- MATERIAL PROVIDED:
↓↓↓
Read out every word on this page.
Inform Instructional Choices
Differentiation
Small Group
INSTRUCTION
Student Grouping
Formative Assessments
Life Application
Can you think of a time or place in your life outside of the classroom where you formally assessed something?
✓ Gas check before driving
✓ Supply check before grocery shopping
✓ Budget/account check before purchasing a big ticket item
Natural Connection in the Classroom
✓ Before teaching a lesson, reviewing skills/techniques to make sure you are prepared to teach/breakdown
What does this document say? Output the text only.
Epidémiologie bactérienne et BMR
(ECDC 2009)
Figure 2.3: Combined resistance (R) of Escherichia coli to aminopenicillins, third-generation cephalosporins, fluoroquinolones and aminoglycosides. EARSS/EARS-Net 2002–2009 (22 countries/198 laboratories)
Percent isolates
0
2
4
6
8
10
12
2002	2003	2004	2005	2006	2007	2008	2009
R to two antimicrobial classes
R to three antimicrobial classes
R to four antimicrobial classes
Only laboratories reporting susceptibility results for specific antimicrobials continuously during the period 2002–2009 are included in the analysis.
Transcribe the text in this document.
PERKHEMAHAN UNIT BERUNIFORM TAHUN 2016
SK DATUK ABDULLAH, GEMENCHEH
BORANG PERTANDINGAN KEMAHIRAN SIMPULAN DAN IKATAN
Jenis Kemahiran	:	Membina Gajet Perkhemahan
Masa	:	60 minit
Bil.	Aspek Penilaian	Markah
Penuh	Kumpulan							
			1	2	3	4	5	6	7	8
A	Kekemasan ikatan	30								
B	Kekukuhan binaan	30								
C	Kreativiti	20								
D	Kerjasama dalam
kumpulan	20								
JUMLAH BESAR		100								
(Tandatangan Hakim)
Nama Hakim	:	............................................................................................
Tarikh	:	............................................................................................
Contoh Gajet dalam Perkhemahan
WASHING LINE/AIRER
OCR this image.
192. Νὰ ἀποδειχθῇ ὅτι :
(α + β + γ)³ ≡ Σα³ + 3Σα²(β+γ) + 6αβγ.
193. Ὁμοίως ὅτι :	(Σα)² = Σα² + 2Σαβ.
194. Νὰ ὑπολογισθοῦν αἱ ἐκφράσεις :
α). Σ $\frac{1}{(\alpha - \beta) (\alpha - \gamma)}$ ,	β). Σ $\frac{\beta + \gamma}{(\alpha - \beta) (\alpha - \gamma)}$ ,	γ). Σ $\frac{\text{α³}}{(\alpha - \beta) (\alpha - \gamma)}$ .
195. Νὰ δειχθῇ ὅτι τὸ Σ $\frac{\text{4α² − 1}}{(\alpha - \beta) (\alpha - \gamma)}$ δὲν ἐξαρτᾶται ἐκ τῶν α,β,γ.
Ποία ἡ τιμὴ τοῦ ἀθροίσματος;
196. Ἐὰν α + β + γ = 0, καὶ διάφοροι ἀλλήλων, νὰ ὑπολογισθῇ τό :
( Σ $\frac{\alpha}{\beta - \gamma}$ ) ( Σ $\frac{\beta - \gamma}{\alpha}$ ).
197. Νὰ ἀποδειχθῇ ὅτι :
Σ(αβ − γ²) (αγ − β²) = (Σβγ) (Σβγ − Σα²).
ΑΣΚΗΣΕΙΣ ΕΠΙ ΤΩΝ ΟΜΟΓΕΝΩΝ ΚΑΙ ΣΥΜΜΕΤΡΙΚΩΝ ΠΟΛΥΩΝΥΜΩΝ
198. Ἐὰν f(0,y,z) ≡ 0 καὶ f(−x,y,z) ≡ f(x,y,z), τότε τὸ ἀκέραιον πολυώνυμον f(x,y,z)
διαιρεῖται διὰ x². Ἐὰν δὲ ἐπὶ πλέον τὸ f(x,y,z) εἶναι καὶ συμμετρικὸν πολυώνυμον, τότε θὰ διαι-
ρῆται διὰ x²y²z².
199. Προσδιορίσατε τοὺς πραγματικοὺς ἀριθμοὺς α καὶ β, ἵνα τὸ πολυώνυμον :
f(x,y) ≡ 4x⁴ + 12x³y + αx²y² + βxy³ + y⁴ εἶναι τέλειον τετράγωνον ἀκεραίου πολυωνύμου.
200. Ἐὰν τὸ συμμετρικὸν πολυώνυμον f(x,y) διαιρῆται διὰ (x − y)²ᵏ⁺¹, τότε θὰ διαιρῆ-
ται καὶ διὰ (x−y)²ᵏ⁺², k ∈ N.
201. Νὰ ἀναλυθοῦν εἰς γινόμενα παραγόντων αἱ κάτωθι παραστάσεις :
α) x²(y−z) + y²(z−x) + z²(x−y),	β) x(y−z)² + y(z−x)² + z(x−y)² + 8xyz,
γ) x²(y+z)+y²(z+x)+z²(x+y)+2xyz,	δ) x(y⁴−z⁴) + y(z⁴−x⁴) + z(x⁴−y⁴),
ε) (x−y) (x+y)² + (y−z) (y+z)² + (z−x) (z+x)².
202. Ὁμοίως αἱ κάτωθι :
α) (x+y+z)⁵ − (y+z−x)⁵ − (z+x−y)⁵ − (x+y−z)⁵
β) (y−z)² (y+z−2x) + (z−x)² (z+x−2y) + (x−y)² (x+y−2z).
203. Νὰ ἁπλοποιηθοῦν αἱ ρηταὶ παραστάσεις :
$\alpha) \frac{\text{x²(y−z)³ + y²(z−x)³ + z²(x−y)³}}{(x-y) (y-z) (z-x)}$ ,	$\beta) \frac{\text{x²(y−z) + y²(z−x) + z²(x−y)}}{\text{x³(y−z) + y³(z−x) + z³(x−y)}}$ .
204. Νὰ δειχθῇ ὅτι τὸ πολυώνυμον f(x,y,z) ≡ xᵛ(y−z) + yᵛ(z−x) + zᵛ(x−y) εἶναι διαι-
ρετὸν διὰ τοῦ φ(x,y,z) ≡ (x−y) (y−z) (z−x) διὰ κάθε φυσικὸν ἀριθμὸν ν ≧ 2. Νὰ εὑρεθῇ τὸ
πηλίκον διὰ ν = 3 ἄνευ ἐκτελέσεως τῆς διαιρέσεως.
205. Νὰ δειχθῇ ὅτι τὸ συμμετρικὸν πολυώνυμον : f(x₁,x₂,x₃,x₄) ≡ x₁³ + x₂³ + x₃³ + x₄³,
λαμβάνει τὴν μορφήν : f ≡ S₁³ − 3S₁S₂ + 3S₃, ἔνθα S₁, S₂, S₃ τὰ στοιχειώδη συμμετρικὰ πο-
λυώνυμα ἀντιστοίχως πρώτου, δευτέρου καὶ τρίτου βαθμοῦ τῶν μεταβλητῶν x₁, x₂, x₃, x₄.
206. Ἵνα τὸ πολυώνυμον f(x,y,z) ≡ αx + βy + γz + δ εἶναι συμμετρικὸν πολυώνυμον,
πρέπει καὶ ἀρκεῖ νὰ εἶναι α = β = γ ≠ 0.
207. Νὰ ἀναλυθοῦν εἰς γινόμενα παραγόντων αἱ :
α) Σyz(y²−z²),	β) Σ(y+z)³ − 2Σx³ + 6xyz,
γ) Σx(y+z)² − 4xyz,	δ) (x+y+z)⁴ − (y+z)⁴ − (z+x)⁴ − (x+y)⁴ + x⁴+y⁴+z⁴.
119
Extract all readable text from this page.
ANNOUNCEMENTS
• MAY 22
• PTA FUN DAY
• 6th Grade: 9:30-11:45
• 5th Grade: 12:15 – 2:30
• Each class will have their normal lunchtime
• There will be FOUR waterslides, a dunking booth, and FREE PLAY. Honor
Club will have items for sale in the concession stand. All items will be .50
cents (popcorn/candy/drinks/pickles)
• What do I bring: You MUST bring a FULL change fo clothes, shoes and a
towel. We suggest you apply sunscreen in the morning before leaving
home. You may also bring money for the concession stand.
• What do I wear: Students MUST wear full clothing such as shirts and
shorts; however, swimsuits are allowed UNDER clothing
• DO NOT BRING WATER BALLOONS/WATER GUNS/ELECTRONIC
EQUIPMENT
↑↑↑
- EXERCISE OBJECTIVE:
Set out every line from the material that contains the string "will".

- REPLY:
• Each class will have their normal lunchtime
• There will be FOUR waterslides, a dunking booth, and FREE PLAY. Honor
Club will have items for sale in the concession stand. All items will be .50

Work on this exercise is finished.